— Instructions to follow —
Determine the count of lines holding "water" and give that count alone.

────

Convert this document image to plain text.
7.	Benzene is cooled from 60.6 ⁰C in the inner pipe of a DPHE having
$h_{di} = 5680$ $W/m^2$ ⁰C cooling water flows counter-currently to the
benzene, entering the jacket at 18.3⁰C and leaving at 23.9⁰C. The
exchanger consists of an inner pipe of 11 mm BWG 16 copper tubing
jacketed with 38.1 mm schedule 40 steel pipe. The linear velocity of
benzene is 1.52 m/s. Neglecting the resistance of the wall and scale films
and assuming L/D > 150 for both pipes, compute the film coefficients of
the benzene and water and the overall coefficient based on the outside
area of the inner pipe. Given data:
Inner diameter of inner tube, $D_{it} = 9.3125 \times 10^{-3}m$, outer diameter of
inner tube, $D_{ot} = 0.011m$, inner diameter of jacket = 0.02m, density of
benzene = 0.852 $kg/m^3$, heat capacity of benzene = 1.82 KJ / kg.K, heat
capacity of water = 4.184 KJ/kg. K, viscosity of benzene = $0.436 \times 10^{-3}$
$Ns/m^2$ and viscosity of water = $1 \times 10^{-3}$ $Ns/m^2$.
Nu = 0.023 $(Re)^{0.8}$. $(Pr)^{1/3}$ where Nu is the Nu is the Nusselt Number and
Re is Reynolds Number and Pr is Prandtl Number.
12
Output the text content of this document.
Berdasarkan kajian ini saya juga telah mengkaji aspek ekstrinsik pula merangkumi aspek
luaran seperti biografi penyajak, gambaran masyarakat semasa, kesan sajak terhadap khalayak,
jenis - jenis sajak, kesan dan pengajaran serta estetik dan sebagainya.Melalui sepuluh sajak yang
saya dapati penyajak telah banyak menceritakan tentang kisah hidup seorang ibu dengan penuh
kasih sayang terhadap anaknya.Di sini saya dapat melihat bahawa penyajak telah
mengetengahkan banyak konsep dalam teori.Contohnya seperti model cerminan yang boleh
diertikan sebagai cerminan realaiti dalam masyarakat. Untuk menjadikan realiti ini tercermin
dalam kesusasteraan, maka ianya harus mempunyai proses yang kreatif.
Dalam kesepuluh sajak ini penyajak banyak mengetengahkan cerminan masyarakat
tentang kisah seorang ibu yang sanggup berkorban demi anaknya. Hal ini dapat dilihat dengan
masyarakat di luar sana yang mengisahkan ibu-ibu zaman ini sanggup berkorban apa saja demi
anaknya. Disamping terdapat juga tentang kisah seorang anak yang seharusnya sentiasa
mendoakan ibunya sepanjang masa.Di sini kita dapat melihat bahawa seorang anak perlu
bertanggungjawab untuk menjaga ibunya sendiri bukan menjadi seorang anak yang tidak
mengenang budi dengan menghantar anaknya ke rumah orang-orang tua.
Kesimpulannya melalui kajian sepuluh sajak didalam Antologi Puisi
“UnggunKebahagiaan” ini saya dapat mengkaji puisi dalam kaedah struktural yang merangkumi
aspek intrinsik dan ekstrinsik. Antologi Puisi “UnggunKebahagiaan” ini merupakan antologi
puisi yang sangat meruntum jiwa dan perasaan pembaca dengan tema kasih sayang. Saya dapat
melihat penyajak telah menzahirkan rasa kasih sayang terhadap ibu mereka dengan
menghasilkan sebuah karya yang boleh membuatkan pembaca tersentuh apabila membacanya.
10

────

— The response —
4